** start Records for the exercise **

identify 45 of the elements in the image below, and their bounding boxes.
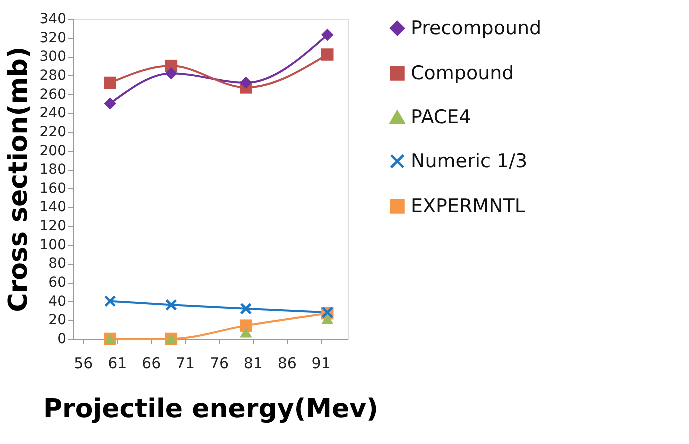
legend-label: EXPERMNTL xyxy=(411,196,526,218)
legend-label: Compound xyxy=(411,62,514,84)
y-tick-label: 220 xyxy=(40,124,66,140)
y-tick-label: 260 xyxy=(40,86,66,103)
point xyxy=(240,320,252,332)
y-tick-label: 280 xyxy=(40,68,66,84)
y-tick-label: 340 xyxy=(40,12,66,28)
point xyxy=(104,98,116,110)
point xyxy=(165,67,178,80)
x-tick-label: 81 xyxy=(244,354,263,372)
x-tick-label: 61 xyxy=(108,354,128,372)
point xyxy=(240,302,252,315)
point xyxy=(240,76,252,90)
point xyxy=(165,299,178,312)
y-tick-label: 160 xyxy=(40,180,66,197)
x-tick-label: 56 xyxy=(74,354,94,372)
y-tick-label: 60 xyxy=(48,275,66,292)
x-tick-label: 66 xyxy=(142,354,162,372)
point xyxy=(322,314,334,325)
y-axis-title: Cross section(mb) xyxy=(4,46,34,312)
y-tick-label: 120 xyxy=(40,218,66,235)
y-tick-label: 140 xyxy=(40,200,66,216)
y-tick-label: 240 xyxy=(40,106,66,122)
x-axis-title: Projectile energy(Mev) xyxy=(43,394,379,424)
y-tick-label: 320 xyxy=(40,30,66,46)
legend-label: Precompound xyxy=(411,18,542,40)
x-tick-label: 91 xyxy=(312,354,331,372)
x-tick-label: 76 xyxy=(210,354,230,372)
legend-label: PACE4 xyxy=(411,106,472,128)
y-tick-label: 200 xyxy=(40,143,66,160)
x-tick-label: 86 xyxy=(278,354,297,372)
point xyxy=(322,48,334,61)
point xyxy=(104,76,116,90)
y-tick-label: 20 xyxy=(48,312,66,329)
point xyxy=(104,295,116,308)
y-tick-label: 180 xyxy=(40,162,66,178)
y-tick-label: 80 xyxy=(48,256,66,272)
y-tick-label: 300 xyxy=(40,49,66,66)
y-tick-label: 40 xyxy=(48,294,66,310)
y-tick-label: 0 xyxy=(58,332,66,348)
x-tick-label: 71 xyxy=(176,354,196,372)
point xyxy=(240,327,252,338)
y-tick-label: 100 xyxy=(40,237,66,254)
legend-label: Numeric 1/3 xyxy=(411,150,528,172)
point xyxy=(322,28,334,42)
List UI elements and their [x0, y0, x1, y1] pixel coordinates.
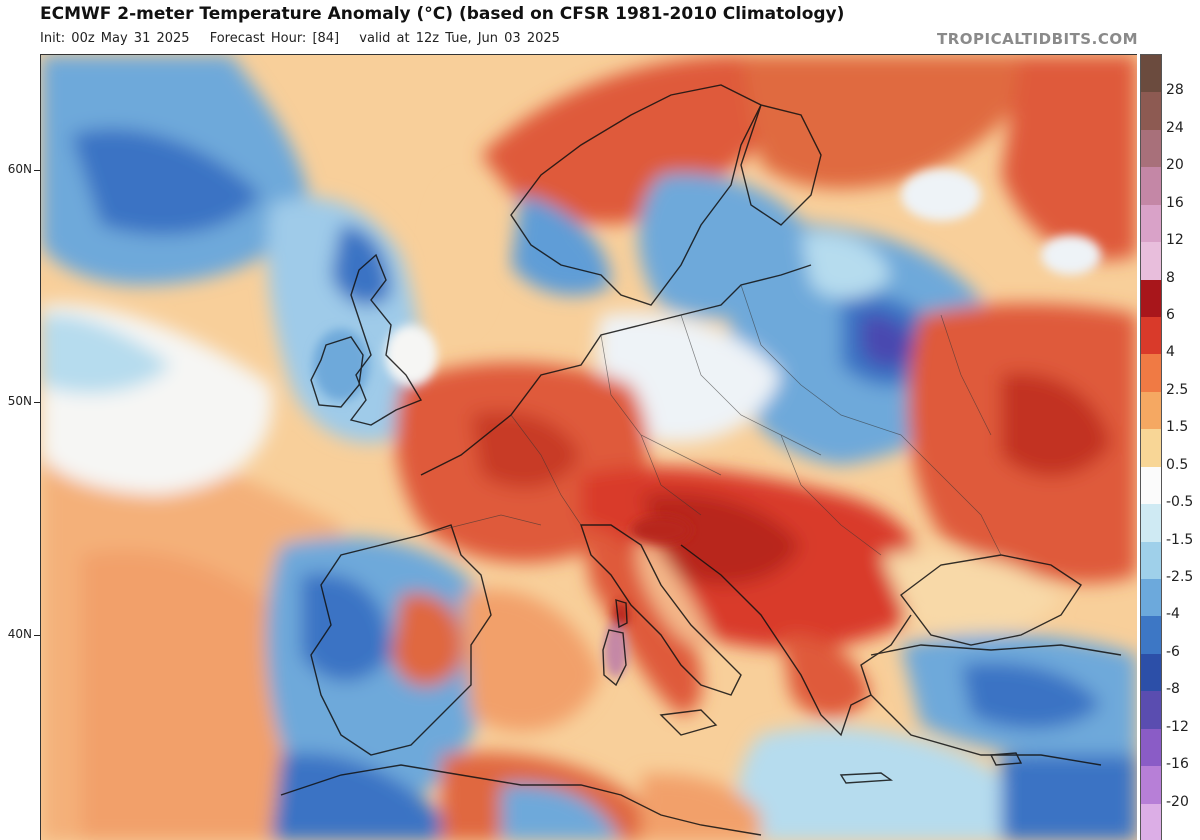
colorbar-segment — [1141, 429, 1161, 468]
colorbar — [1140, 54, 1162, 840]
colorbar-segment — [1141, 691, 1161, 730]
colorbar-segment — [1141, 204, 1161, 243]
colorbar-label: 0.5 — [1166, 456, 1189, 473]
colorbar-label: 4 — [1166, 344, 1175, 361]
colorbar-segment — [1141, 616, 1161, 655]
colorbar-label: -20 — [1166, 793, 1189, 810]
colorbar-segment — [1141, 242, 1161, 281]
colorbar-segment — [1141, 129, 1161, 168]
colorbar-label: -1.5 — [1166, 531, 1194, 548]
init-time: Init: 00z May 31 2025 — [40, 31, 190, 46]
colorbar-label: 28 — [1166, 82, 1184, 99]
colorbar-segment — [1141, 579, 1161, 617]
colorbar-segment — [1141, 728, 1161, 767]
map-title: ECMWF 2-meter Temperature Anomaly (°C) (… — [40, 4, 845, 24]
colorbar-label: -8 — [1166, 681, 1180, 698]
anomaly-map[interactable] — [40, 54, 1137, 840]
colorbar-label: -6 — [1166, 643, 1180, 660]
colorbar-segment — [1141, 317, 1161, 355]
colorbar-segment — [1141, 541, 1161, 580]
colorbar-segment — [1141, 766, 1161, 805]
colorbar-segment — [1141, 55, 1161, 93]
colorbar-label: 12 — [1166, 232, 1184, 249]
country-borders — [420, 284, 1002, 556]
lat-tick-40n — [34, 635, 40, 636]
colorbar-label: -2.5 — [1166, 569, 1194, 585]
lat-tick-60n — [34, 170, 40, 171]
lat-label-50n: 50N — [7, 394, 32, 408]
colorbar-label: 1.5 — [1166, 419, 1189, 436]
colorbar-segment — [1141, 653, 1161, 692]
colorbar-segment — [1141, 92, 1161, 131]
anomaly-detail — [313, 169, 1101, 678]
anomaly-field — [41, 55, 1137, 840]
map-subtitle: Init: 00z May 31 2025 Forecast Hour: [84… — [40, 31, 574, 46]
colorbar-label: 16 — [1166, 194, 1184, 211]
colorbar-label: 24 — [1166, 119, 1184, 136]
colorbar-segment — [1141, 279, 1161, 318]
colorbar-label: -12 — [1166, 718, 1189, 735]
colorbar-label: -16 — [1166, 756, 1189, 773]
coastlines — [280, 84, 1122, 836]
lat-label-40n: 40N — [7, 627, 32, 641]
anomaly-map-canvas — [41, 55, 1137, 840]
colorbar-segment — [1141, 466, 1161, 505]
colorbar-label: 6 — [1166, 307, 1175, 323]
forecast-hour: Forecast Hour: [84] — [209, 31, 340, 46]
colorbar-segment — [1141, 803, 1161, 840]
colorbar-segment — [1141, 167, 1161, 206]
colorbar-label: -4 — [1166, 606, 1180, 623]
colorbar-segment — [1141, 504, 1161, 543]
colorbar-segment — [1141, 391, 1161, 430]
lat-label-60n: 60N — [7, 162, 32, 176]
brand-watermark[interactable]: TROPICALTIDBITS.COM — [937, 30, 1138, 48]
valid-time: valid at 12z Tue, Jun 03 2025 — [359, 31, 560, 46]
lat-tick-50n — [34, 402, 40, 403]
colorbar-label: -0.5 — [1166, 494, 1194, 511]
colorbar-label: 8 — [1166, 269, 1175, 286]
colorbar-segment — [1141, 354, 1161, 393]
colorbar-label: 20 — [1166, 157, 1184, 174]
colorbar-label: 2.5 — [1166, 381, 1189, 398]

** end Records for the exercise **

● **Stated task**: Reproduce every line of the entries above without change, leaving out the pictures.

● **Right answer**:
identify 45 of the elements in the image below, and their bounding boxes.
legend-label: EXPERMNTL xyxy=(411,196,526,218)
legend-label: Compound xyxy=(411,62,514,84)
y-tick-label: 220 xyxy=(40,124,66,140)
y-tick-label: 260 xyxy=(40,86,66,103)
point xyxy=(240,320,252,332)
y-tick-label: 280 xyxy=(40,68,66,84)
y-tick-label: 340 xyxy=(40,12,66,28)
point xyxy=(104,98,116,110)
point xyxy=(165,67,178,80)
x-tick-label: 81 xyxy=(244,354,263,372)
x-tick-label: 61 xyxy=(108,354,128,372)
point xyxy=(240,302,252,315)
point xyxy=(240,76,252,90)
point xyxy=(165,299,178,312)
y-tick-label: 160 xyxy=(40,180,66,197)
x-tick-label: 56 xyxy=(74,354,94,372)
y-tick-label: 60 xyxy=(48,275,66,292)
x-tick-label: 66 xyxy=(142,354,162,372)
point xyxy=(322,314,334,325)
y-axis-title: Cross section(mb) xyxy=(4,46,34,312)
y-tick-label: 120 xyxy=(40,218,66,235)
y-tick-label: 140 xyxy=(40,200,66,216)
y-tick-label: 240 xyxy=(40,106,66,122)
x-axis-title: Projectile energy(Mev) xyxy=(43,394,379,424)
y-tick-label: 320 xyxy=(40,30,66,46)
legend-label: Precompound xyxy=(411,18,542,40)
x-tick-label: 91 xyxy=(312,354,331,372)
x-tick-label: 76 xyxy=(210,354,230,372)
legend-label: PACE4 xyxy=(411,106,472,128)
y-tick-label: 200 xyxy=(40,143,66,160)
x-tick-label: 86 xyxy=(278,354,297,372)
point xyxy=(322,48,334,61)
point xyxy=(104,76,116,90)
y-tick-label: 20 xyxy=(48,312,66,329)
point xyxy=(104,295,116,308)
y-tick-label: 180 xyxy=(40,162,66,178)
y-tick-label: 80 xyxy=(48,256,66,272)
y-tick-label: 300 xyxy=(40,49,66,66)
y-tick-label: 40 xyxy=(48,294,66,310)
y-tick-label: 0 xyxy=(58,332,66,348)
x-tick-label: 71 xyxy=(176,354,196,372)
point xyxy=(240,327,252,338)
y-tick-label: 100 xyxy=(40,237,66,254)
legend-label: Numeric 1/3 xyxy=(411,150,528,172)
point xyxy=(322,28,334,42)
List UI elements and their [x0, y0, x1, y1] pixel coordinates.
colorbar-segment — [1141, 429, 1161, 468]
colorbar — [1140, 54, 1162, 840]
colorbar-segment — [1141, 691, 1161, 730]
colorbar-segment — [1141, 204, 1161, 243]
colorbar-label: 0.5 — [1166, 456, 1189, 473]
colorbar-label: 4 — [1166, 344, 1175, 361]
colorbar-segment — [1141, 616, 1161, 655]
colorbar-label: -20 — [1166, 793, 1189, 810]
colorbar-segment — [1141, 242, 1161, 281]
colorbar-segment — [1141, 129, 1161, 168]
colorbar-label: -1.5 — [1166, 531, 1194, 548]
init-time: Init: 00z May 31 2025 — [40, 31, 190, 46]
colorbar-label: 28 — [1166, 82, 1184, 99]
colorbar-segment — [1141, 579, 1161, 617]
colorbar-segment — [1141, 728, 1161, 767]
map-title: ECMWF 2-meter Temperature Anomaly (°C) (… — [40, 4, 845, 24]
colorbar-label: -8 — [1166, 681, 1180, 698]
anomaly-map[interactable] — [40, 54, 1137, 840]
colorbar-label: -6 — [1166, 643, 1180, 660]
colorbar-segment — [1141, 317, 1161, 355]
colorbar-segment — [1141, 541, 1161, 580]
colorbar-segment — [1141, 766, 1161, 805]
colorbar-segment — [1141, 55, 1161, 93]
colorbar-label: 12 — [1166, 232, 1184, 249]
country-borders — [420, 284, 1002, 556]
lat-tick-40n — [34, 635, 40, 636]
colorbar-label: -2.5 — [1166, 569, 1194, 585]
lat-tick-60n — [34, 170, 40, 171]
lat-label-50n: 50N — [7, 394, 32, 408]
colorbar-label: 1.5 — [1166, 419, 1189, 436]
colorbar-segment — [1141, 653, 1161, 692]
colorbar-segment — [1141, 92, 1161, 131]
anomaly-detail — [313, 169, 1101, 678]
anomaly-field — [41, 55, 1137, 840]
map-subtitle: Init: 00z May 31 2025 Forecast Hour: [84… — [40, 31, 574, 46]
colorbar-label: 16 — [1166, 194, 1184, 211]
colorbar-label: 24 — [1166, 119, 1184, 136]
colorbar-segment — [1141, 279, 1161, 318]
colorbar-label: -12 — [1166, 718, 1189, 735]
colorbar-label: -16 — [1166, 756, 1189, 773]
coastlines — [280, 84, 1122, 836]
lat-label-40n: 40N — [7, 627, 32, 641]
anomaly-map-canvas — [41, 55, 1137, 840]
colorbar-segment — [1141, 466, 1161, 505]
colorbar-label: 6 — [1166, 307, 1175, 323]
forecast-hour: Forecast Hour: [84] — [209, 31, 340, 46]
colorbar-segment — [1141, 803, 1161, 840]
colorbar-segment — [1141, 167, 1161, 206]
colorbar-label: -4 — [1166, 606, 1180, 623]
colorbar-segment — [1141, 504, 1161, 543]
colorbar-segment — [1141, 391, 1161, 430]
lat-label-60n: 60N — [7, 162, 32, 176]
brand-watermark[interactable]: TROPICALTIDBITS.COM — [937, 30, 1138, 48]
valid-time: valid at 12z Tue, Jun 03 2025 — [359, 31, 560, 46]
lat-tick-50n — [34, 402, 40, 403]
colorbar-label: -0.5 — [1166, 494, 1194, 511]
colorbar-label: 8 — [1166, 269, 1175, 286]
colorbar-segment — [1141, 354, 1161, 393]
colorbar-label: 20 — [1166, 157, 1184, 174]
colorbar-label: 2.5 — [1166, 381, 1189, 398]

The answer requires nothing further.